§ WRITTEN EXERCISE
Find every line in the records below that contains the word "opere", and copy each such line.

Dataset items

————————

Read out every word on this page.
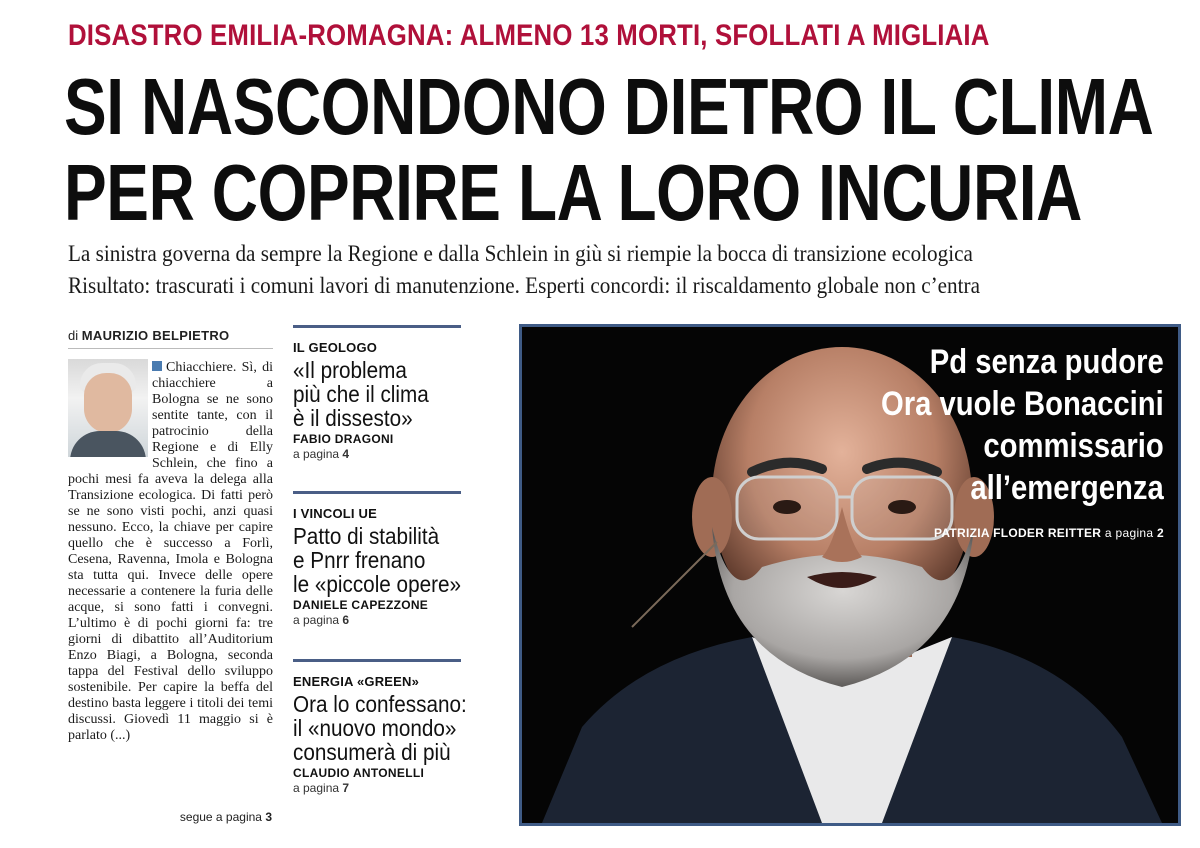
DISASTRO EMILIA-ROMAGNA: ALMENO 13 MORTI, SFOLLATI A MIGLIAIA
SI NASCONDONO DIETRO IL CLIMA
PER COPRIRE LA LORO INCURIA
La sinistra governa da sempre la Regione e dalla Schlein in giù si riempie la bocca di transizione ecologica
Risultato: trascurati i comuni lavori di manutenzione. Esperti concordi: il riscaldamento globale non c’entra
di MAURIZIO BELPIETRO
Chiacchiere. Sì, di chiacchiere a Bologna se ne sono sentite tante, con il patrocinio della Regione e di Elly Schlein, che fino a pochi mesi fa aveva la delega alla Transizione ecologica. Di fatti però se ne sono visti pochi, anzi quasi nessuno. Ecco, la chiave per capire quello che è successo a Forlì, Cesena, Ravenna, Imola e Bologna sta tutta qui. Invece delle opere necessarie a contenere la furia delle acque, si sono fatti i convegni. L’ultimo è di pochi giorni fa: tre giorni di dibattito all’Auditorium Enzo Biagi, a Bologna, seconda tappa del Festival dello sviluppo sostenibile. Per capire la beffa del destino basta leggere i titoli dei temi discussi. Giovedì 11 maggio si è parlato (...)
segue a pagina 3
IL GEOLOGO
«Il problema
più che il clima
è il dissesto»
FABIO DRAGONI
a pagina 4
I VINCOLI UE
Patto di stabilità
e Pnrr frenano
le «piccole opere»
DANIELE CAPEZZONE
a pagina 6
ENERGIA «GREEN»
Ora lo confessano:
il «nuovo mondo»
consumerà di più
CLAUDIO ANTONELLI
a pagina 7
Pd senza pudore
Ora vuole Bonaccini
commissario
all’emergenza
PATRIZIA FLODER REITTER a pagina 2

————————

§ ANSWER TO THIS PROBLEM
Chiacchiere. Sì, di chiacchiere a Bologna se ne sono sentite tante, con il patrocinio della Regione e di Elly Schlein, che fino a pochi mesi fa aveva la delega alla Transizione ecologica. Di fatti però se ne sono visti pochi, anzi quasi nessuno. Ecco, la chiave per capire quello che è successo a Forlì, Cesena, Ravenna, Imola e Bologna sta tutta qui. Invece delle opere necessarie a contenere la furia delle acque, si sono fatti i convegni. L’ultimo è di pochi giorni fa: tre giorni di dibattito all’Auditorium Enzo Biagi, a Bologna, seconda tappa del Festival dello sviluppo sostenibile. Per capire la beffa del destino basta leggere i titoli dei temi discussi. Giovedì 11 maggio si è parlato (...)
le «piccole opere»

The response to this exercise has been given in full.